[Records from a data source]
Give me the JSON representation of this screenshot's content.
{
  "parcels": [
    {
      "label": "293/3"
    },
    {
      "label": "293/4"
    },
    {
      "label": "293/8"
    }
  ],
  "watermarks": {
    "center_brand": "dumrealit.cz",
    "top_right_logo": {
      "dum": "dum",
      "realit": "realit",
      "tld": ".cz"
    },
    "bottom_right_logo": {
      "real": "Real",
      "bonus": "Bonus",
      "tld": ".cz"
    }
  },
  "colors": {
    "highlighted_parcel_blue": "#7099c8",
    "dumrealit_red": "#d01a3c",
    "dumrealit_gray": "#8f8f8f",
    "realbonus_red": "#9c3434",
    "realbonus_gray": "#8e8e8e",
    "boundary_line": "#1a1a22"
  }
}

* [STATED GOAL]:
The data above must be returned in full, exactly as written.

* [RESPONSE TO THE TASK]:
Give me the JSON representation of this screenshot's content.
{
  "parcels": [
    {
      "label": "293/3"
    },
    {
      "label": "293/4"
    },
    {
      "label": "293/8"
    }
  ],
  "watermarks": {
    "center_brand": "dumrealit.cz",
    "top_right_logo": {
      "dum": "dum",
      "realit": "realit",
      "tld": ".cz"
    },
    "bottom_right_logo": {
      "real": "Real",
      "bonus": "Bonus",
      "tld": ".cz"
    }
  },
  "colors": {
    "highlighted_parcel_blue": "#7099c8",
    "dumrealit_red": "#d01a3c",
    "dumrealit_gray": "#8f8f8f",
    "realbonus_red": "#9c3434",
    "realbonus_gray": "#8e8e8e",
    "boundary_line": "#1a1a22"
  }
}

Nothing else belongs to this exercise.